_Problem description_
Take all the material and copy it exactly.

_Data for the task_

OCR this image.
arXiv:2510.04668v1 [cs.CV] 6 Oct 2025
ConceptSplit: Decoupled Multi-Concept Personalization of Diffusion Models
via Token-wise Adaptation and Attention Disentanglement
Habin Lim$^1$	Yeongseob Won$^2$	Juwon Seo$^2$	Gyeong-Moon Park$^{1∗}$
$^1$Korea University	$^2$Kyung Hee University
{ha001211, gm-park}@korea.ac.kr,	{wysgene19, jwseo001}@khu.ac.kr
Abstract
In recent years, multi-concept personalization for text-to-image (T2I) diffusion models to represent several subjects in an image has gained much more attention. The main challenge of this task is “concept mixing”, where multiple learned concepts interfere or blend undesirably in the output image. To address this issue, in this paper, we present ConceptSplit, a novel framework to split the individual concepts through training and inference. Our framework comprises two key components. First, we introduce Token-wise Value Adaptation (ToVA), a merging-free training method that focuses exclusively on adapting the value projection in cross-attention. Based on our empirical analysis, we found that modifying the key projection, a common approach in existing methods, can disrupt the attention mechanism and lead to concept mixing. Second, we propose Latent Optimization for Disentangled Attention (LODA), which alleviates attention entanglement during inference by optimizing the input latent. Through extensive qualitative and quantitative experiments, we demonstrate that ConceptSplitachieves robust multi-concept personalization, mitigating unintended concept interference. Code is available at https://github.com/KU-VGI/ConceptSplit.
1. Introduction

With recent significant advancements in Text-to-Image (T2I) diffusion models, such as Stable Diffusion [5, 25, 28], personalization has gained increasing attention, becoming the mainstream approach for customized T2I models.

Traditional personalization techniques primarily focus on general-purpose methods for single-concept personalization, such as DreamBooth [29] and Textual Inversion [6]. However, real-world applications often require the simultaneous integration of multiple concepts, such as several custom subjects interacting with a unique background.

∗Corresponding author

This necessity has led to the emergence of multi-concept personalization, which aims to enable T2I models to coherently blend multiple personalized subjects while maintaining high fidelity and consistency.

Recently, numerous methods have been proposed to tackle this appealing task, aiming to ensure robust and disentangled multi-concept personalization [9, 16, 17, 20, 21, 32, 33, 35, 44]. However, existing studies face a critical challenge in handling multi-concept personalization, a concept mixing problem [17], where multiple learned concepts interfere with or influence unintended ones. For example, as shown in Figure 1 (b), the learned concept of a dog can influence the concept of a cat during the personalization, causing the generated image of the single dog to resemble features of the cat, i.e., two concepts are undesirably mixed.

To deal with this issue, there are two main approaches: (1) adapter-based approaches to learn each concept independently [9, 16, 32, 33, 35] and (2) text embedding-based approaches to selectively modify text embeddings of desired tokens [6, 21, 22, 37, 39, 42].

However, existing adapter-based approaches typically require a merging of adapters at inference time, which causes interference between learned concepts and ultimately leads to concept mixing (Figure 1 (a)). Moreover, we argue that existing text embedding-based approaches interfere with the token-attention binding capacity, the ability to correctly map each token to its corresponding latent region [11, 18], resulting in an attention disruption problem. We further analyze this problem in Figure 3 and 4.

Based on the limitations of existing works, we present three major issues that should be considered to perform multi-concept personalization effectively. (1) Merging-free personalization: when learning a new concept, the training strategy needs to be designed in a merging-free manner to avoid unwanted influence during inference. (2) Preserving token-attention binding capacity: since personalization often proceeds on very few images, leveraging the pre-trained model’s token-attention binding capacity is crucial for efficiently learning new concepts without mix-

_Response to the task_
OCR this image.
arXiv:2510.04668v1 [cs.CV] 6 Oct 2025
ConceptSplit: Decoupled Multi-Concept Personalization of Diffusion Models
via Token-wise Adaptation and Attention Disentanglement
Habin Lim$^1$	Yeongseob Won$^2$	Juwon Seo$^2$	Gyeong-Moon Park$^{1∗}$
$^1$Korea University	$^2$Kyung Hee University
{ha001211, gm-park}@korea.ac.kr,	{wysgene19, jwseo001}@khu.ac.kr
Abstract
In recent years, multi-concept personalization for text-to-image (T2I) diffusion models to represent several subjects in an image has gained much more attention. The main challenge of this task is “concept mixing”, where multiple learned concepts interfere or blend undesirably in the output image. To address this issue, in this paper, we present ConceptSplit, a novel framework to split the individual concepts through training and inference. Our framework comprises two key components. First, we introduce Token-wise Value Adaptation (ToVA), a merging-free training method that focuses exclusively on adapting the value projection in cross-attention. Based on our empirical analysis, we found that modifying the key projection, a common approach in existing methods, can disrupt the attention mechanism and lead to concept mixing. Second, we propose Latent Optimization for Disentangled Attention (LODA), which alleviates attention entanglement during inference by optimizing the input latent. Through extensive qualitative and quantitative experiments, we demonstrate that ConceptSplitachieves robust multi-concept personalization, mitigating unintended concept interference. Code is available at https://github.com/KU-VGI/ConceptSplit.
1. Introduction

With recent significant advancements in Text-to-Image (T2I) diffusion models, such as Stable Diffusion [5, 25, 28], personalization has gained increasing attention, becoming the mainstream approach for customized T2I models.

Traditional personalization techniques primarily focus on general-purpose methods for single-concept personalization, such as DreamBooth [29] and Textual Inversion [6]. However, real-world applications often require the simultaneous integration of multiple concepts, such as several custom subjects interacting with a unique background.

∗Corresponding author

This necessity has led to the emergence of multi-concept personalization, which aims to enable T2I models to coherently blend multiple personalized subjects while maintaining high fidelity and consistency.

Recently, numerous methods have been proposed to tackle this appealing task, aiming to ensure robust and disentangled multi-concept personalization [9, 16, 17, 20, 21, 32, 33, 35, 44]. However, existing studies face a critical challenge in handling multi-concept personalization, a concept mixing problem [17], where multiple learned concepts interfere with or influence unintended ones. For example, as shown in Figure 1 (b), the learned concept of a dog can influence the concept of a cat during the personalization, causing the generated image of the single dog to resemble features of the cat, i.e., two concepts are undesirably mixed.

To deal with this issue, there are two main approaches: (1) adapter-based approaches to learn each concept independently [9, 16, 32, 33, 35] and (2) text embedding-based approaches to selectively modify text embeddings of desired tokens [6, 21, 22, 37, 39, 42].

However, existing adapter-based approaches typically require a merging of adapters at inference time, which causes interference between learned concepts and ultimately leads to concept mixing (Figure 1 (a)). Moreover, we argue that existing text embedding-based approaches interfere with the token-attention binding capacity, the ability to correctly map each token to its corresponding latent region [11, 18], resulting in an attention disruption problem. We further analyze this problem in Figure 3 and 4.

Based on the limitations of existing works, we present three major issues that should be considered to perform multi-concept personalization effectively. (1) Merging-free personalization: when learning a new concept, the training strategy needs to be designed in a merging-free manner to avoid unwanted influence during inference. (2) Preserving token-attention binding capacity: since personalization often proceeds on very few images, leveraging the pre-trained model’s token-attention binding capacity is crucial for efficiently learning new concepts without mix-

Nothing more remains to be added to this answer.